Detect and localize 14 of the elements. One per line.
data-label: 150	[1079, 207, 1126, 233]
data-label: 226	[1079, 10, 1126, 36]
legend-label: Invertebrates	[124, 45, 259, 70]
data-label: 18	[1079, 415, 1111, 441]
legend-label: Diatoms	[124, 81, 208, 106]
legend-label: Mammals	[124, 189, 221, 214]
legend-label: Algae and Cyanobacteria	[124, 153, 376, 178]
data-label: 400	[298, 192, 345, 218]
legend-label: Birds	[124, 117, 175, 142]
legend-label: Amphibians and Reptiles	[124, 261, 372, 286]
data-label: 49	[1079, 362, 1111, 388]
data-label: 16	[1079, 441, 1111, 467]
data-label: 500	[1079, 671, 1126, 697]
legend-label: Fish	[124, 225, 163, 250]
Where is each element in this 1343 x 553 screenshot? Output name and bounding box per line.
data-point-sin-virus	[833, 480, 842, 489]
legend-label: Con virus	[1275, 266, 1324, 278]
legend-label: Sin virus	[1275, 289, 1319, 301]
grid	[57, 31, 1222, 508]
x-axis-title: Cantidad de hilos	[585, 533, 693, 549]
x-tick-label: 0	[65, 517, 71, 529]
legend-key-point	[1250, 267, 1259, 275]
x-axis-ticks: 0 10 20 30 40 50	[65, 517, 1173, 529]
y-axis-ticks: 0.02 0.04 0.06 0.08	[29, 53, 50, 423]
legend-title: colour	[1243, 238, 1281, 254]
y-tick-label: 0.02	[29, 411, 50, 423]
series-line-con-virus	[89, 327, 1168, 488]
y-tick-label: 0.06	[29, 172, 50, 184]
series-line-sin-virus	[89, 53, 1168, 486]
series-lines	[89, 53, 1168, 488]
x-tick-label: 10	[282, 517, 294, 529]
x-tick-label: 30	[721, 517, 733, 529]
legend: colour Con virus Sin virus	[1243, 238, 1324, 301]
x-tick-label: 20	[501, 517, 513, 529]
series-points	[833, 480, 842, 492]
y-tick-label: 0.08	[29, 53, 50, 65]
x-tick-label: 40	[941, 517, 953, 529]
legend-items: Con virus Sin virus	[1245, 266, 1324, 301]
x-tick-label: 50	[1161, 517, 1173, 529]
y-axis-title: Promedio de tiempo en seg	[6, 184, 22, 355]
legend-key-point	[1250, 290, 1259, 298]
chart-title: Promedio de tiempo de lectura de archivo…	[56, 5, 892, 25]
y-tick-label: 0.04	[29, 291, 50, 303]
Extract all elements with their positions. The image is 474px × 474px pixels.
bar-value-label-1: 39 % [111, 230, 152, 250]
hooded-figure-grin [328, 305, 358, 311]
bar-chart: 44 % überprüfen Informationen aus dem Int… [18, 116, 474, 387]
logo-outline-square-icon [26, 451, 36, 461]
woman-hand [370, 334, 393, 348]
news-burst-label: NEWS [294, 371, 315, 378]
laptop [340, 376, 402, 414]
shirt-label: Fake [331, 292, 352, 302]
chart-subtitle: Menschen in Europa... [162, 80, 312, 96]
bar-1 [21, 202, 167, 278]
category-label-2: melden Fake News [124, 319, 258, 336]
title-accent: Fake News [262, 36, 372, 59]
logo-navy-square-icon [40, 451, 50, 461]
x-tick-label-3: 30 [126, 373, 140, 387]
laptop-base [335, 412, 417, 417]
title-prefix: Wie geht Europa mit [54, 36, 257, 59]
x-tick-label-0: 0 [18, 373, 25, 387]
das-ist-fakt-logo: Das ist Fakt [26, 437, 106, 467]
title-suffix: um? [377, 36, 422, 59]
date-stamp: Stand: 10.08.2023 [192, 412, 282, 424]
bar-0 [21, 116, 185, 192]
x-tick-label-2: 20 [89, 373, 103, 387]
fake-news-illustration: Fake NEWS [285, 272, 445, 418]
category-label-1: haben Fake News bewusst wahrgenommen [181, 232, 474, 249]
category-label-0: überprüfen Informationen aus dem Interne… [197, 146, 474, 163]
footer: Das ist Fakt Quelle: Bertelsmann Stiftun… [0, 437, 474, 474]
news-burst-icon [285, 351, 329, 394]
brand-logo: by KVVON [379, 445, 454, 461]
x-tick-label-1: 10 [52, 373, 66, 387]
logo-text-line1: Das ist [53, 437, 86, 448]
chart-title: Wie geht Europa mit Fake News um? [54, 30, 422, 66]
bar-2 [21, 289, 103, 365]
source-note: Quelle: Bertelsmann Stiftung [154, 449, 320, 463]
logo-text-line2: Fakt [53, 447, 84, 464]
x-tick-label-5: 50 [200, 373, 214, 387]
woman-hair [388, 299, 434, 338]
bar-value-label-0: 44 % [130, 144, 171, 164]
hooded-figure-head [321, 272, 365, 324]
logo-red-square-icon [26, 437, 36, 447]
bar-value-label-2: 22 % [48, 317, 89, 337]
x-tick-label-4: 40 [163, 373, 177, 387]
○ ○ ○ ○ ○ ○ ○
Your assignment: When you reach the end of the data, retype all of it exactly.

Answer for the task:
Detect and localize 14 of the elements. One per line.
data-label: 150	[1079, 207, 1126, 233]
data-label: 226	[1079, 10, 1126, 36]
legend-label: Invertebrates	[124, 45, 259, 70]
data-label: 18	[1079, 415, 1111, 441]
legend-label: Diatoms	[124, 81, 208, 106]
legend-label: Mammals	[124, 189, 221, 214]
legend-label: Algae and Cyanobacteria	[124, 153, 376, 178]
data-label: 400	[298, 192, 345, 218]
legend-label: Birds	[124, 117, 175, 142]
legend-label: Amphibians and Reptiles	[124, 261, 372, 286]
data-label: 49	[1079, 362, 1111, 388]
data-label: 16	[1079, 441, 1111, 467]
data-label: 500	[1079, 671, 1126, 697]
legend-label: Fish	[124, 225, 163, 250]
Where is each element in this 1343 x 553 screenshot? Output name and bounding box per line.
data-point-sin-virus	[833, 480, 842, 489]
legend-label: Con virus	[1275, 266, 1324, 278]
legend-label: Sin virus	[1275, 289, 1319, 301]
grid	[57, 31, 1222, 508]
x-axis-title: Cantidad de hilos	[585, 533, 693, 549]
x-tick-label: 0	[65, 517, 71, 529]
legend-key-point	[1250, 267, 1259, 275]
x-axis-ticks: 0 10 20 30 40 50	[65, 517, 1173, 529]
y-axis-ticks: 0.02 0.04 0.06 0.08	[29, 53, 50, 423]
legend-title: colour	[1243, 238, 1281, 254]
y-tick-label: 0.02	[29, 411, 50, 423]
series-line-con-virus	[89, 327, 1168, 488]
y-tick-label: 0.06	[29, 172, 50, 184]
series-line-sin-virus	[89, 53, 1168, 486]
series-lines	[89, 53, 1168, 488]
x-tick-label: 10	[282, 517, 294, 529]
x-tick-label: 30	[721, 517, 733, 529]
legend: colour Con virus Sin virus	[1243, 238, 1324, 301]
x-tick-label: 20	[501, 517, 513, 529]
series-points	[833, 480, 842, 492]
y-tick-label: 0.08	[29, 53, 50, 65]
x-tick-label: 40	[941, 517, 953, 529]
legend-items: Con virus Sin virus	[1245, 266, 1324, 301]
x-tick-label: 50	[1161, 517, 1173, 529]
y-axis-title: Promedio de tiempo en seg	[6, 184, 22, 355]
legend-key-point	[1250, 290, 1259, 298]
chart-title: Promedio de tiempo de lectura de archivo…	[56, 5, 892, 25]
y-tick-label: 0.04	[29, 291, 50, 303]
Extract all elements with their positions. The image is 474px × 474px pixels.
bar-value-label-1: 39 % [111, 230, 152, 250]
hooded-figure-grin [328, 305, 358, 311]
bar-chart: 44 % überprüfen Informationen aus dem Int… [18, 116, 474, 387]
logo-outline-square-icon [26, 451, 36, 461]
woman-hand [370, 334, 393, 348]
news-burst-label: NEWS [294, 371, 315, 378]
laptop [340, 376, 402, 414]
shirt-label: Fake [331, 292, 352, 302]
chart-subtitle: Menschen in Europa... [162, 80, 312, 96]
bar-1 [21, 202, 167, 278]
category-label-2: melden Fake News [124, 319, 258, 336]
title-accent: Fake News [262, 36, 372, 59]
logo-navy-square-icon [40, 451, 50, 461]
x-tick-label-3: 30 [126, 373, 140, 387]
laptop-base [335, 412, 417, 417]
title-prefix: Wie geht Europa mit [54, 36, 257, 59]
x-tick-label-0: 0 [18, 373, 25, 387]
das-ist-fakt-logo: Das ist Fakt [26, 437, 106, 467]
title-suffix: um? [377, 36, 422, 59]
date-stamp: Stand: 10.08.2023 [192, 412, 282, 424]
bar-0 [21, 116, 185, 192]
x-tick-label-2: 20 [89, 373, 103, 387]
fake-news-illustration: Fake NEWS [285, 272, 445, 418]
category-label-1: haben Fake News bewusst wahrgenommen [181, 232, 474, 249]
category-label-0: überprüfen Informationen aus dem Interne… [197, 146, 474, 163]
footer: Das ist Fakt Quelle: Bertelsmann Stiftun… [0, 437, 474, 474]
news-burst-icon [285, 351, 329, 394]
brand-logo: by KVVON [379, 445, 454, 461]
x-tick-label-1: 10 [52, 373, 66, 387]
logo-text-line1: Das ist [53, 437, 86, 448]
chart-title: Wie geht Europa mit Fake News um? [54, 30, 422, 66]
bar-2 [21, 289, 103, 365]
source-note: Quelle: Bertelsmann Stiftung [154, 449, 320, 463]
logo-text-line2: Fakt [53, 447, 84, 464]
x-tick-label-5: 50 [200, 373, 214, 387]
woman-hair [388, 299, 434, 338]
bar-value-label-0: 44 % [130, 144, 171, 164]
hooded-figure-head [321, 272, 365, 324]
logo-red-square-icon [26, 437, 36, 447]
bar-value-label-2: 22 % [48, 317, 89, 337]
x-tick-label-4: 40 [163, 373, 177, 387]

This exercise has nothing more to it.